Present the following entries again, word for word and in full.

===============

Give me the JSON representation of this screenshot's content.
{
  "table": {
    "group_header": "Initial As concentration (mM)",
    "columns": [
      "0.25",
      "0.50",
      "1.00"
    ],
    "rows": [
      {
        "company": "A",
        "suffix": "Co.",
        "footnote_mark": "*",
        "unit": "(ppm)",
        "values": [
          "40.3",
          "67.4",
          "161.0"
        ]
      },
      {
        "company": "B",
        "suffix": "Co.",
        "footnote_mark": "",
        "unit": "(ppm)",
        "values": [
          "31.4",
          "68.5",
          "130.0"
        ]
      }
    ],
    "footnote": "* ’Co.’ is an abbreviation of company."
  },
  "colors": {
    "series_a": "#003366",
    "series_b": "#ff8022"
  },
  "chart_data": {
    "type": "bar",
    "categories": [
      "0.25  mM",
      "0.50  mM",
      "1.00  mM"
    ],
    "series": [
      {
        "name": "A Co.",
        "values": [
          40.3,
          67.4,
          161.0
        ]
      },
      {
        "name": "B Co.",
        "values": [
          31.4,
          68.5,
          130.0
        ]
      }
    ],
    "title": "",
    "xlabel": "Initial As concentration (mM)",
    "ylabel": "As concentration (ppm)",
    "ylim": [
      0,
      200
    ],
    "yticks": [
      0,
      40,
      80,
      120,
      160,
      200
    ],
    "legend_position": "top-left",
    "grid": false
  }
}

===============

## Answer
Give me the JSON representation of this screenshot's content.
{
  "table": {
    "group_header": "Initial As concentration (mM)",
    "columns": [
      "0.25",
      "0.50",
      "1.00"
    ],
    "rows": [
      {
        "company": "A",
        "suffix": "Co.",
        "footnote_mark": "*",
        "unit": "(ppm)",
        "values": [
          "40.3",
          "67.4",
          "161.0"
        ]
      },
      {
        "company": "B",
        "suffix": "Co.",
        "footnote_mark": "",
        "unit": "(ppm)",
        "values": [
          "31.4",
          "68.5",
          "130.0"
        ]
      }
    ],
    "footnote": "* ’Co.’ is an abbreviation of company."
  },
  "colors": {
    "series_a": "#003366",
    "series_b": "#ff8022"
  },
  "chart_data": {
    "type": "bar",
    "categories": [
      "0.25  mM",
      "0.50  mM",
      "1.00  mM"
    ],
    "series": [
      {
        "name": "A Co.",
        "values": [
          40.3,
          67.4,
          161.0
        ]
      },
      {
        "name": "B Co.",
        "values": [
          31.4,
          68.5,
          130.0
        ]
      }
    ],
    "title": "",
    "xlabel": "Initial As concentration (mM)",
    "ylabel": "As concentration (ppm)",
    "ylim": [
      0,
      200
    ],
    "yticks": [
      0,
      40,
      80,
      120,
      160,
      200
    ],
    "legend_position": "top-left",
    "grid": false
  }
}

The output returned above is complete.